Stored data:
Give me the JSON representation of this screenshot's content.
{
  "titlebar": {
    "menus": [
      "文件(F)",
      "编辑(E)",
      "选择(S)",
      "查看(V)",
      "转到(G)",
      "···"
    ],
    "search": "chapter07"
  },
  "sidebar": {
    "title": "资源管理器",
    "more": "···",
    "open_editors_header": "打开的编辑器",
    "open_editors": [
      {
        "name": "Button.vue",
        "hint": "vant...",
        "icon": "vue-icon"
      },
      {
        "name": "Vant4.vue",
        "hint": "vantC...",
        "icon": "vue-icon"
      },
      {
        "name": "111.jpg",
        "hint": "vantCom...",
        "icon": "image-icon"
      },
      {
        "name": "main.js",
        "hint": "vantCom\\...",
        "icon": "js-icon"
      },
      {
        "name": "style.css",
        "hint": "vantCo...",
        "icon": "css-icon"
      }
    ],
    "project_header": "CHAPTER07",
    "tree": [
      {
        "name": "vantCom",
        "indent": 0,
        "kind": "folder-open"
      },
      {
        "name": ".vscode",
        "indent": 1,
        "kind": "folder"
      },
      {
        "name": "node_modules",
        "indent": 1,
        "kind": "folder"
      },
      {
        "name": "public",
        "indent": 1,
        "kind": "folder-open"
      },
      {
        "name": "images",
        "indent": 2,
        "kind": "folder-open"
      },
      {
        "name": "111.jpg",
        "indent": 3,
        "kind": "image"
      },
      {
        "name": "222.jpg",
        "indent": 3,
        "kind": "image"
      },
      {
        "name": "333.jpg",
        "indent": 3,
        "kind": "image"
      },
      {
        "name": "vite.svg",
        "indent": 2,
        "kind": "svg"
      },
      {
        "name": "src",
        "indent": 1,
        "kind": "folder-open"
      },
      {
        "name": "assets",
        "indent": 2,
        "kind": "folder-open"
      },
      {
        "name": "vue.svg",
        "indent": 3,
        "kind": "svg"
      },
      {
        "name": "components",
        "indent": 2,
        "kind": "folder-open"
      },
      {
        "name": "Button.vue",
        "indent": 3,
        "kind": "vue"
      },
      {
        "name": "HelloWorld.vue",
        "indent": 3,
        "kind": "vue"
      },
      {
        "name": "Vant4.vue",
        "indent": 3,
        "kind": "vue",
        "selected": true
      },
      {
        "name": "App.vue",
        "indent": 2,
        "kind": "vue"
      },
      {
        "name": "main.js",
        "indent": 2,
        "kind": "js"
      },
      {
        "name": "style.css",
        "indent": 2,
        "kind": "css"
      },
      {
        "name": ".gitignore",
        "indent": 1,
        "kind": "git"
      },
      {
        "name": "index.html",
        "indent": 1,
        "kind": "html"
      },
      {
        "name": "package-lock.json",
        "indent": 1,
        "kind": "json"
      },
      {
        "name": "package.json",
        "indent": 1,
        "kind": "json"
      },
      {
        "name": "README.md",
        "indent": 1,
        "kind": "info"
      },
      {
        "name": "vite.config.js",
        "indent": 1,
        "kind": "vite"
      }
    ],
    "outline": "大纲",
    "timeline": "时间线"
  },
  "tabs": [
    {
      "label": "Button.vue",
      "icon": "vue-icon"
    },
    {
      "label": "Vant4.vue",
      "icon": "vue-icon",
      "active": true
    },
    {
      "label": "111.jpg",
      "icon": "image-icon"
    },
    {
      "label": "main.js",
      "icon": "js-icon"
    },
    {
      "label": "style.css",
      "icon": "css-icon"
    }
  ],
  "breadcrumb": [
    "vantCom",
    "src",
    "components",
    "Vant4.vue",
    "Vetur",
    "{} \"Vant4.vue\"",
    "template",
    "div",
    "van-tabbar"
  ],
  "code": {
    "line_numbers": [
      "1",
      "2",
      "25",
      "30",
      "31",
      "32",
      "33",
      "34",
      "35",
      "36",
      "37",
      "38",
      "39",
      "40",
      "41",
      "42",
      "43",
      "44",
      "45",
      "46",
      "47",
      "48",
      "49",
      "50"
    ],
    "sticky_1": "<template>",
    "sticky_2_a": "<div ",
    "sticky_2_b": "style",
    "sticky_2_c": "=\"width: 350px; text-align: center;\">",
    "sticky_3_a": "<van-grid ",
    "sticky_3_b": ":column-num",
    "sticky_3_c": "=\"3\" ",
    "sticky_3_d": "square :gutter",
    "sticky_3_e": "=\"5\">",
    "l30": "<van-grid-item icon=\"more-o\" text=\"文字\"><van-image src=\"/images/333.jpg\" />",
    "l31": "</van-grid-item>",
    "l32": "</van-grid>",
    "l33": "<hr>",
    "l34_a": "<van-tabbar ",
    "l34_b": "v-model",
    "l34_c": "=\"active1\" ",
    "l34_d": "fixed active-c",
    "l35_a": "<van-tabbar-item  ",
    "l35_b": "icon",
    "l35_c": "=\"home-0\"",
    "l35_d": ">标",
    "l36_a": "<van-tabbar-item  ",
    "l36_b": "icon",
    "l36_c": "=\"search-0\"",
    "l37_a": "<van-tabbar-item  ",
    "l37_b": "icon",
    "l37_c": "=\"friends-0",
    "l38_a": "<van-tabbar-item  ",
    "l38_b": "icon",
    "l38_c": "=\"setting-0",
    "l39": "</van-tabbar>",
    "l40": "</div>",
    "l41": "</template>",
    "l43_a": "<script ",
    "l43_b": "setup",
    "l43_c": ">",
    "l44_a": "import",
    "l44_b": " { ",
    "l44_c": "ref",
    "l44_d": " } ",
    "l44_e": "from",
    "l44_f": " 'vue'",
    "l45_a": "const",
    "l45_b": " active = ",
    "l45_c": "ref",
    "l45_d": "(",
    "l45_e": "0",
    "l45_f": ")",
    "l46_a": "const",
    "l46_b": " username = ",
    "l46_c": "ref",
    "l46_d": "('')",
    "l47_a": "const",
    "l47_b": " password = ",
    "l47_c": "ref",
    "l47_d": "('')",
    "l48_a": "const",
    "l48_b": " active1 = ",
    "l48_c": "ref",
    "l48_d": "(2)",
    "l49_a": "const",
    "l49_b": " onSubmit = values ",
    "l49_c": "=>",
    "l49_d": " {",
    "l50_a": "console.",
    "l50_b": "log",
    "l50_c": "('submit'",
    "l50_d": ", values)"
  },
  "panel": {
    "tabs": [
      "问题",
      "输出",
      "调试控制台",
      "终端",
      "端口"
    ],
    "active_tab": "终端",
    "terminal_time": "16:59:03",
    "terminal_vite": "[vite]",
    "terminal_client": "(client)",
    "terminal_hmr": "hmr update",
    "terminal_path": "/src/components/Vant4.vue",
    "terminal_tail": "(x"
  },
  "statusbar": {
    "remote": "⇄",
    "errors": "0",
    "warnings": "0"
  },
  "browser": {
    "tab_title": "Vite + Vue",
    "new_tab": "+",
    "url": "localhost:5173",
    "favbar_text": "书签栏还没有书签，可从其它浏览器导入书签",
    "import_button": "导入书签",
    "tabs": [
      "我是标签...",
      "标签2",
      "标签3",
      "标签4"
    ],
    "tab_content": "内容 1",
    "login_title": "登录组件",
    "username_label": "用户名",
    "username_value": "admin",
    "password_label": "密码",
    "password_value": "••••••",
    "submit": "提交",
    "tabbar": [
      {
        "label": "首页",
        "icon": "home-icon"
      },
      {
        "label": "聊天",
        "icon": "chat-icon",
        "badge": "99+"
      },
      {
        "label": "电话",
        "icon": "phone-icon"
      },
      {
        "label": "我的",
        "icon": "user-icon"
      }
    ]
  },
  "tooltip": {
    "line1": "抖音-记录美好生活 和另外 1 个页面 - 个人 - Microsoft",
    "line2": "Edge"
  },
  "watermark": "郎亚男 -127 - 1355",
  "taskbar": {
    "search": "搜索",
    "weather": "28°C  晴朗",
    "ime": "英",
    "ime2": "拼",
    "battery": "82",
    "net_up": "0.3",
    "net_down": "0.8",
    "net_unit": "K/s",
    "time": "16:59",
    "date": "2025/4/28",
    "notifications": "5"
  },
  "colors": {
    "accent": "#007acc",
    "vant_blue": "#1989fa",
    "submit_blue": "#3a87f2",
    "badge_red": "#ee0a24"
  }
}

_WHAT THE EXERCISE ASKS_.
Take every line from the records above that has the word "tabbar" and copy it.

_RESULT_.
    "van-tabbar"
    "l34_a": "<van-tabbar ",
    "l35_a": "<van-tabbar-item  ",
    "l36_a": "<van-tabbar-item  ",
    "l37_a": "<van-tabbar-item  ",
    "l38_a": "<van-tabbar-item  ",
    "l39": "</van-tabbar>",
    "tabbar": [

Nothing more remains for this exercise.